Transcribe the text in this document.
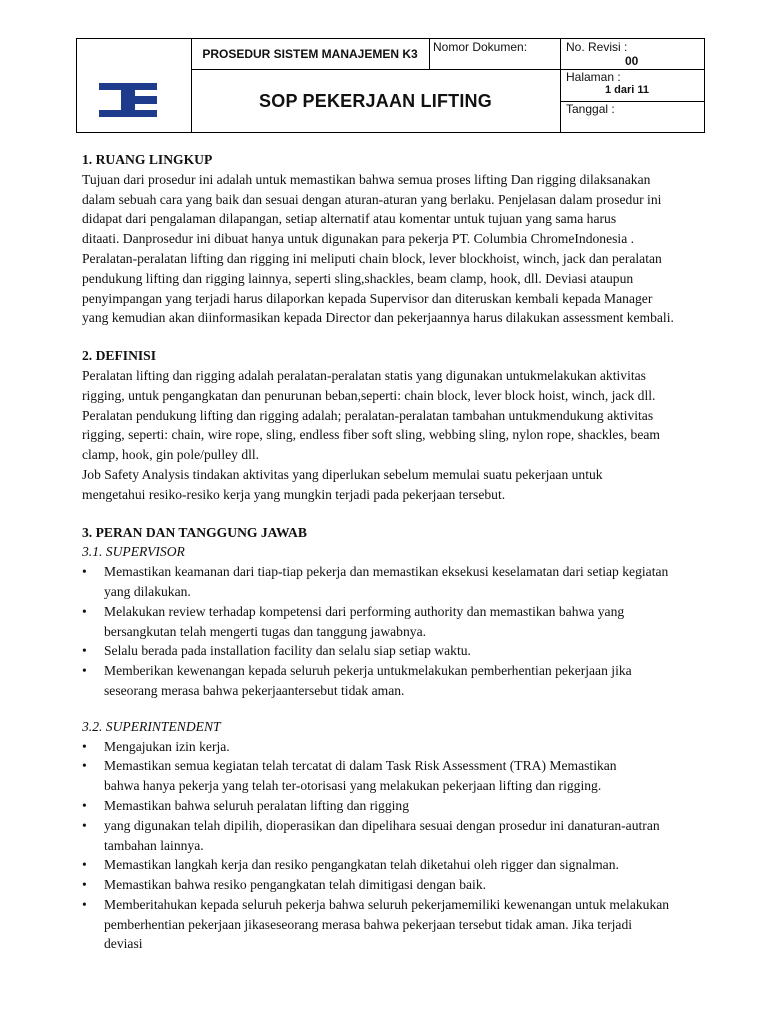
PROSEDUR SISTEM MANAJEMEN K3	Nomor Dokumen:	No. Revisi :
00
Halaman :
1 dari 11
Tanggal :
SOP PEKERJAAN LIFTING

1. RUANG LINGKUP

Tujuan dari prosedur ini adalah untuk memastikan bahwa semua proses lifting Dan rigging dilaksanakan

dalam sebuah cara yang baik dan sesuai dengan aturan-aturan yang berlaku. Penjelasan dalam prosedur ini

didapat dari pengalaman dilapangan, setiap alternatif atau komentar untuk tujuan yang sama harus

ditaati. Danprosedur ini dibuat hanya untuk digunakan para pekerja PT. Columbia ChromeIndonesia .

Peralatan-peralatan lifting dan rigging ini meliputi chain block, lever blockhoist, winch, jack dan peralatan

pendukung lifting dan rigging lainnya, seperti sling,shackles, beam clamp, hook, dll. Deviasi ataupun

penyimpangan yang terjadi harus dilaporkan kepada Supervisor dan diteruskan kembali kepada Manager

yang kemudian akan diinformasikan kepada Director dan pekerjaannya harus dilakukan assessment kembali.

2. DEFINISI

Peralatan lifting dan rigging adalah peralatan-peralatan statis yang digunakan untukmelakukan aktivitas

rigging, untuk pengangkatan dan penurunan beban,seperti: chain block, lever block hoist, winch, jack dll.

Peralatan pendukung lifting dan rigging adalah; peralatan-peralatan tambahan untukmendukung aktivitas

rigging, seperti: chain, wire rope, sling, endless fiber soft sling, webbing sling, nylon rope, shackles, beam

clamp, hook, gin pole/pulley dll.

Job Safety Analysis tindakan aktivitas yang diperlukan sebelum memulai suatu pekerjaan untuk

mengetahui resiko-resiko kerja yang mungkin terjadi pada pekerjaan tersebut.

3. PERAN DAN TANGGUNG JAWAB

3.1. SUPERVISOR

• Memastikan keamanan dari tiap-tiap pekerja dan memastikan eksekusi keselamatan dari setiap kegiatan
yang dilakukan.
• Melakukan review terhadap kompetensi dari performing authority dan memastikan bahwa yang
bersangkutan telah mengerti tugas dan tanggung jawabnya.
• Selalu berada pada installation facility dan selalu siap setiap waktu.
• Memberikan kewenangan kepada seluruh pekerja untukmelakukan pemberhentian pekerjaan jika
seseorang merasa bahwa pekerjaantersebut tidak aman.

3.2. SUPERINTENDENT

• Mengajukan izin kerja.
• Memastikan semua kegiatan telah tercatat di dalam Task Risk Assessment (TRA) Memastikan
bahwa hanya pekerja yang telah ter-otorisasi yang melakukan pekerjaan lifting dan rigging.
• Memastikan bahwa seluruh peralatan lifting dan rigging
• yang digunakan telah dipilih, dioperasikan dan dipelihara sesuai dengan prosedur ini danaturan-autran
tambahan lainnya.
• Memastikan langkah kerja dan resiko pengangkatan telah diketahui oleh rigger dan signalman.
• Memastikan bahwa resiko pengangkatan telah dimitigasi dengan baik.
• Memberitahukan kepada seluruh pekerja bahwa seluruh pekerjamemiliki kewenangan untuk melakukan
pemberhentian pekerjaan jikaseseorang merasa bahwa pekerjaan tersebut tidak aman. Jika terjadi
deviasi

### WHAT IS REQUIRED:
Select every line above that contains the word "pendukung", and copy it.

### SOLUTION:
pendukung lifting dan rigging lainnya, seperti sling,shackles, beam clamp, hook, dll. Deviasi ataupun
Peralatan pendukung lifting dan rigging adalah; peralatan-peralatan tambahan untukmendukung aktivitas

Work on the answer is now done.